__EXERCISE REQUIREMENTS__: Give the number of lines in the data that hold the word "heading", and nothing else.

Extracted records:

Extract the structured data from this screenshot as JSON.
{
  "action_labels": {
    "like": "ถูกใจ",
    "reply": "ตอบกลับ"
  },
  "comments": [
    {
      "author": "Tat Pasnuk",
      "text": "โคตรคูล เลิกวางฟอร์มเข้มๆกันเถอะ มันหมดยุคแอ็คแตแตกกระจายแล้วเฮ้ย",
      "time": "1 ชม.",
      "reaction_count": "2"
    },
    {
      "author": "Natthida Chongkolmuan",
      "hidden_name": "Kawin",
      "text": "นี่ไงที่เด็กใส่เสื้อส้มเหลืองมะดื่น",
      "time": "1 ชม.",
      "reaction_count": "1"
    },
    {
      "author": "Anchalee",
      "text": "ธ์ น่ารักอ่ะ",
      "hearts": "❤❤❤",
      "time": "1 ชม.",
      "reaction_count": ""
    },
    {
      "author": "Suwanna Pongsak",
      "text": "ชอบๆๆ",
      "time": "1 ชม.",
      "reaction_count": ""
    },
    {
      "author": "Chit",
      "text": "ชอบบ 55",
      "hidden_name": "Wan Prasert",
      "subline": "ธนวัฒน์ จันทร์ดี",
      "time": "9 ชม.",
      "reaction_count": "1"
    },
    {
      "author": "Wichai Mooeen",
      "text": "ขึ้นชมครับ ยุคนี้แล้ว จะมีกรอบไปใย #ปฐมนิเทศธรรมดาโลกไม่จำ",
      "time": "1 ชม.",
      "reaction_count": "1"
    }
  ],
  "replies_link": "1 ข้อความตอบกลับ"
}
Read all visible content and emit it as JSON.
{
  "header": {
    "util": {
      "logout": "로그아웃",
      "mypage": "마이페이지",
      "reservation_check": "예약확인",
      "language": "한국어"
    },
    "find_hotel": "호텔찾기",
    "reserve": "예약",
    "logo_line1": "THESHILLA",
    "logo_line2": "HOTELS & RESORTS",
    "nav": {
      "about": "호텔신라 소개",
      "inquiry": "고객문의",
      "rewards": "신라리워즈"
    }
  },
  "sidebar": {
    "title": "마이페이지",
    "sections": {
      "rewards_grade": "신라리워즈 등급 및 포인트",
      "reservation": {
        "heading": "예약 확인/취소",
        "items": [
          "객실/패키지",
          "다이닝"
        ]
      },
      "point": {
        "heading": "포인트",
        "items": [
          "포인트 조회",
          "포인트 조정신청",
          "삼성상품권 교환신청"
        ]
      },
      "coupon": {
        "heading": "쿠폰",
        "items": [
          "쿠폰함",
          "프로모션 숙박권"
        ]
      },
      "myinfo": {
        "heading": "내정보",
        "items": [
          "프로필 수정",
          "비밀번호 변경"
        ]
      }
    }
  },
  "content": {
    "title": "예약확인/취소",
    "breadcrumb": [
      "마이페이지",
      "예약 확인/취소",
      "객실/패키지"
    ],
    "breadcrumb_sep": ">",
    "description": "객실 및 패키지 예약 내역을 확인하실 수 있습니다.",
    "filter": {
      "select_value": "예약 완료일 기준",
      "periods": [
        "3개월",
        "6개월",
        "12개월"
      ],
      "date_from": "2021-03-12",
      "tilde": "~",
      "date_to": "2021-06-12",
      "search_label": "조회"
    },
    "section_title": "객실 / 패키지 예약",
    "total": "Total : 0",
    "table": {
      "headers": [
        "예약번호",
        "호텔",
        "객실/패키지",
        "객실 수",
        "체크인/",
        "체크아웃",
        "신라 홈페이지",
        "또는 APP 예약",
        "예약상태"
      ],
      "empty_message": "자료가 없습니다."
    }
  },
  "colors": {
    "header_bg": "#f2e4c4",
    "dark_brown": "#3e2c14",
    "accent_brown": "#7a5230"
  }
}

__EXERCISE ANSWER__: 4